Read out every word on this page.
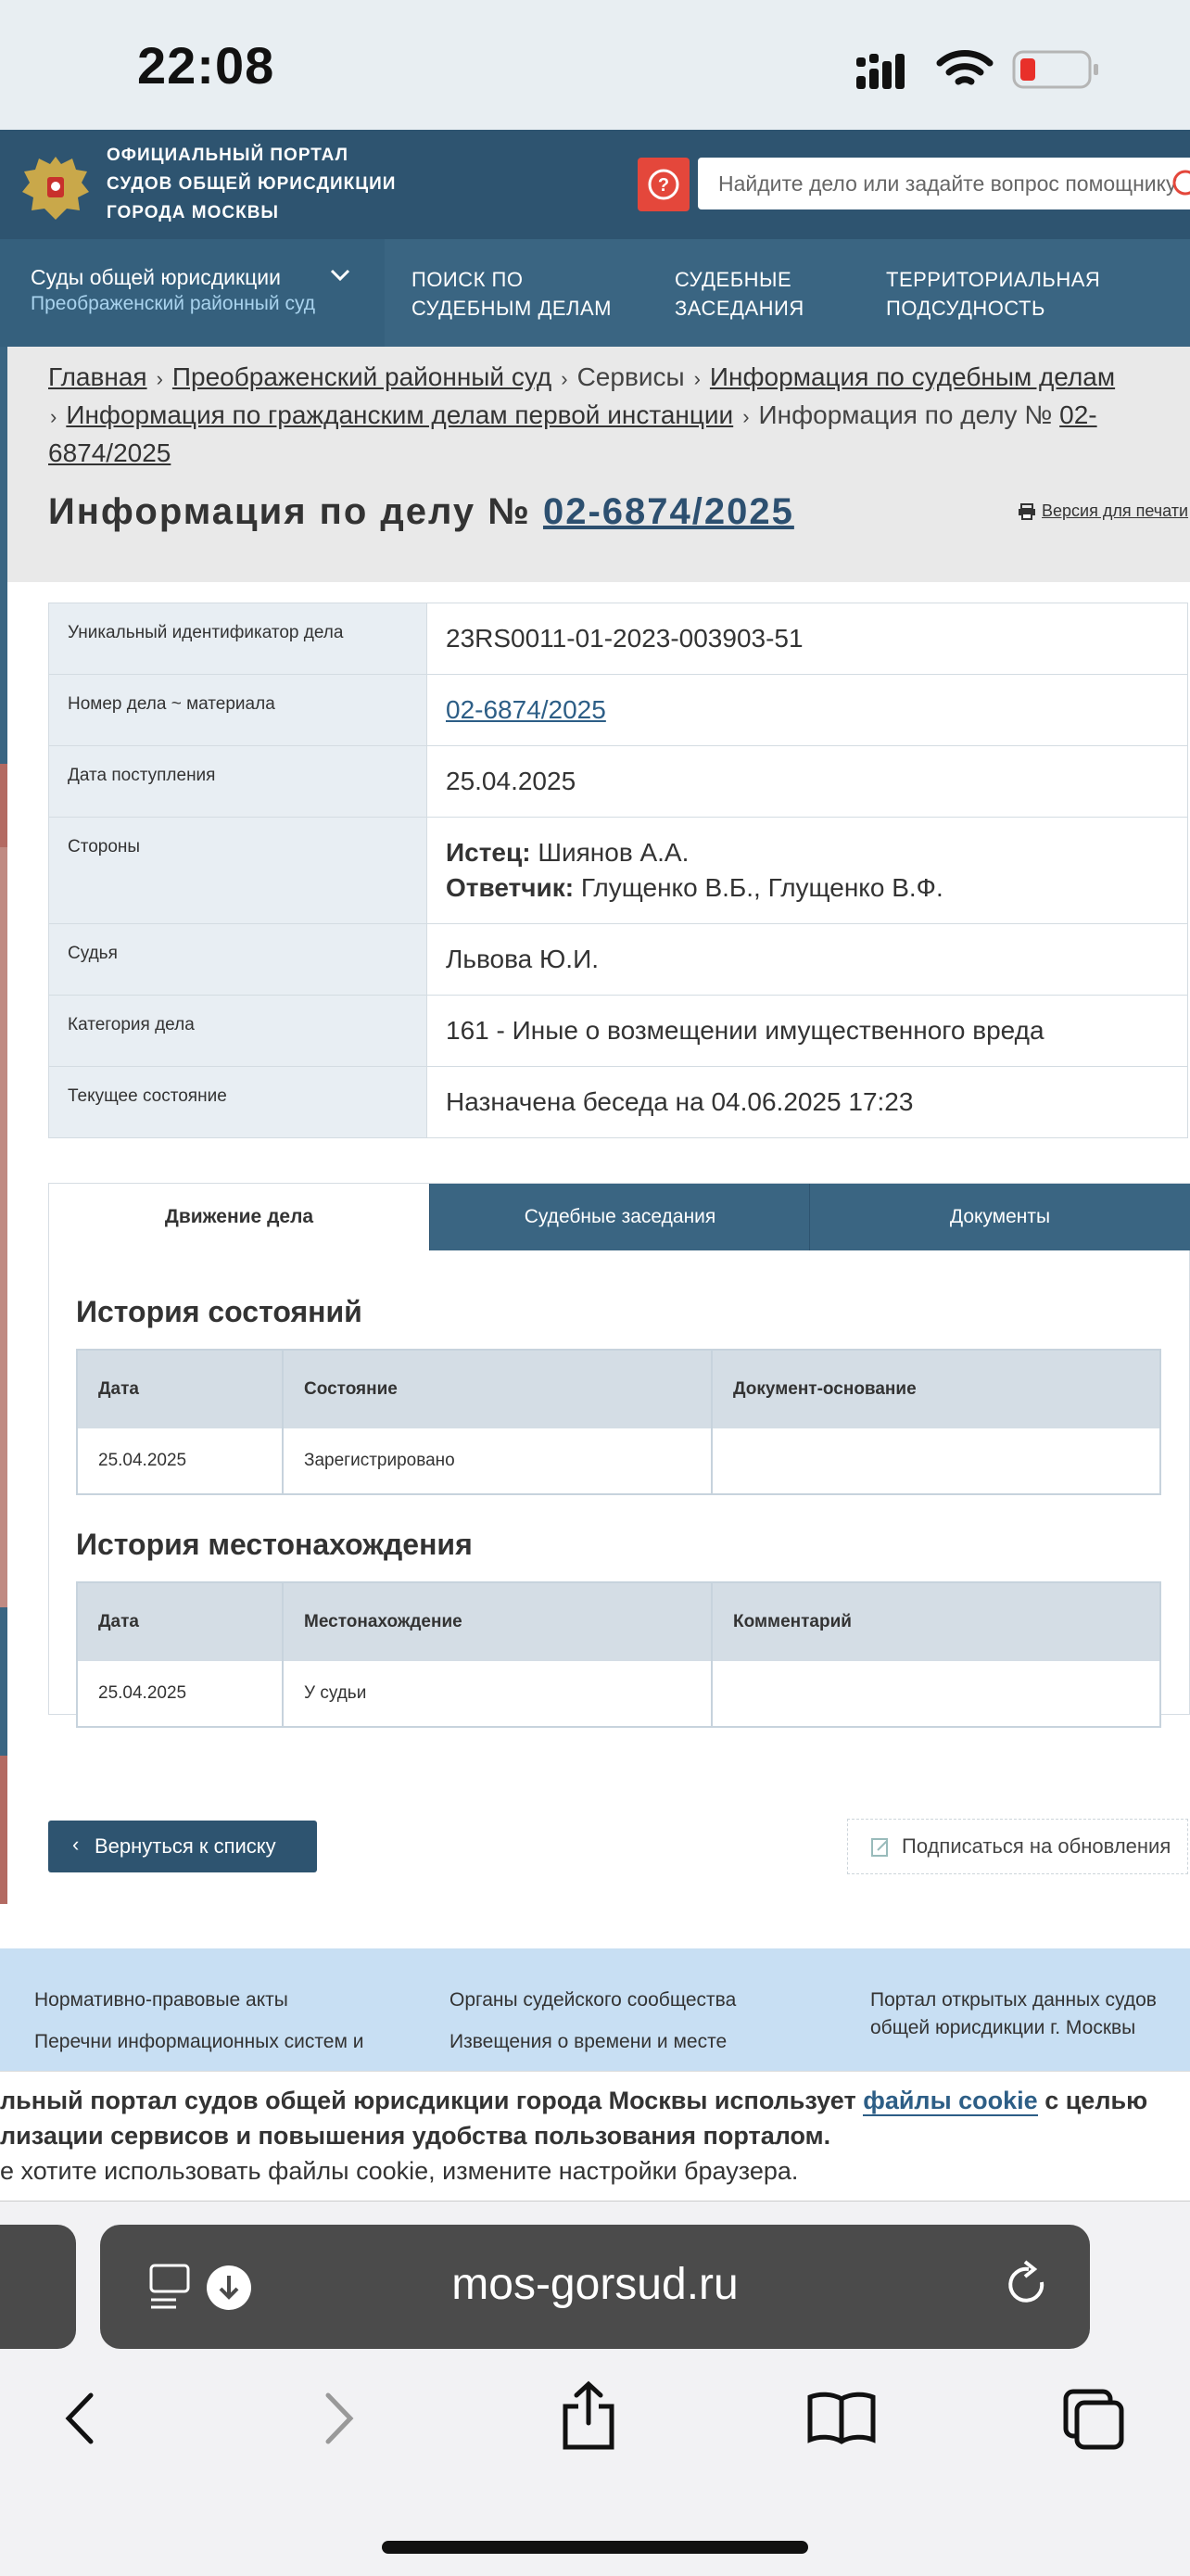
22:08
ОФИЦИАЛЬНЫЙ ПОРТАЛ
СУДОВ ОБЩЕЙ ЮРИСДИКЦИИ
ГОРОДА МОСКВЫ
? Найдите дело или задайте вопрос помощнику
Суды общей юрисдикции
Преображенский районный суд
ПОИСК ПО
СУДЕБНЫМ ДЕЛАМ
СУДЕБНЫЕ
ЗАСЕДАНИЯ
ТЕРРИТОРИАЛЬНАЯ
ПОДСУДНОСТЬ
Главная › Преображенский районный суд › Сервисы › Информация по судебным делам
› Информация по гражданским делам первой инстанции › Информация по делу № 02-6874/2025
Информация по делу № 02-6874/2025	Версия для печати
Уникальный идентификатор дела	23RS0011-01-2023-003903-51
Номер дела ~ материала	02-6874/2025
Дата поступления	25.04.2025
Стороны	Истец: Шиянов А.А.
Ответчик: Глущенко В.Б., Глущенко В.Ф.

Судья	Львова Ю.И.
Категория дела	161 - Иные о возмещении имущественного вреда
Текущее состояние	Назначена беседа на 04.06.2025 17:23
Движение дела	Судебные заседания	Документы
История состояний
Дата	Состояние	Документ-основание
25.04.2025	Зарегистрировано	
История местонахождения
Дата	Местонахождение	Комментарий
25.04.2025	У судьи	
‹ Вернуться к списку	Подписаться на обновления
Нормативно-правовые акты
Перечни информационных систем и
Органы судейского сообщества
Извещения о времени и месте
Портал открытых данных судов
общей юрисдикции г. Москвы
льный портал судов общей юрисдикции города Москвы использует файлы cookie с целью
лизации сервисов и повышения удобства пользования порталом.
е хотите использовать файлы cookie, измените настройки браузера.
mos-gorsud.ru
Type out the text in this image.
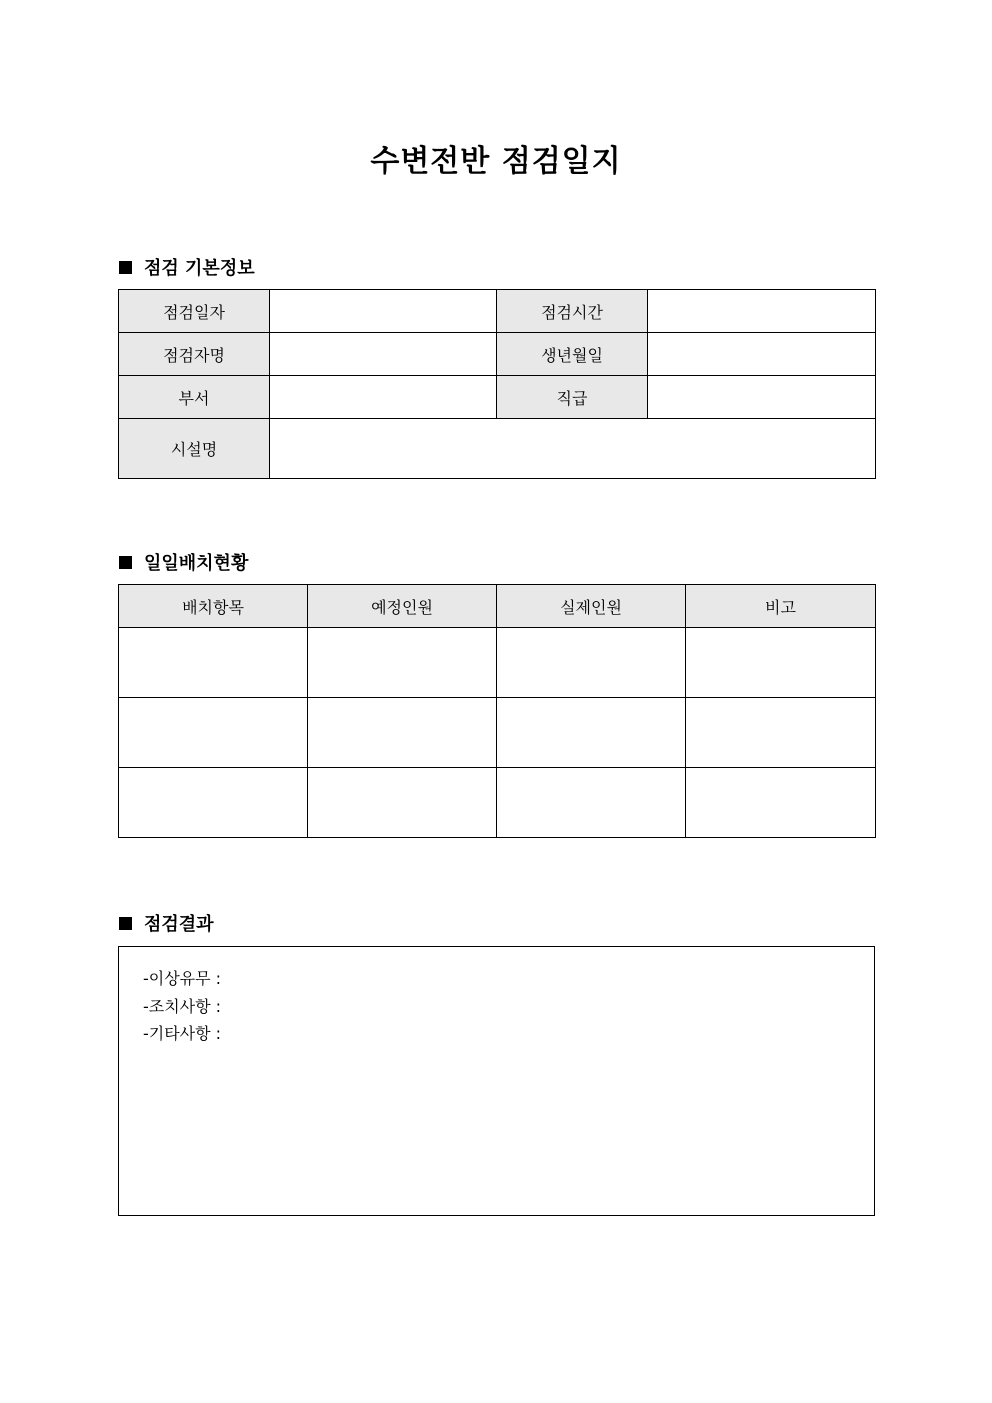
수변전반 점검일지
점검 기본정보
점검일자		점검시간	
점검자명		생년월일	
부서		직급	
시설명			
일일배치현황
배치항목	예정인원	실제인원	비고

점검결과
-이상유무 :
-조치사항 :
-기타사항 :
☆ ☆ ☆ ☆
Copy out the lines that hold "Дата".

Response for this exercise
Дата поступления	25.04.2025
Дата	Состояние	Документ-основание
Дата	Местонахождение	Комментарий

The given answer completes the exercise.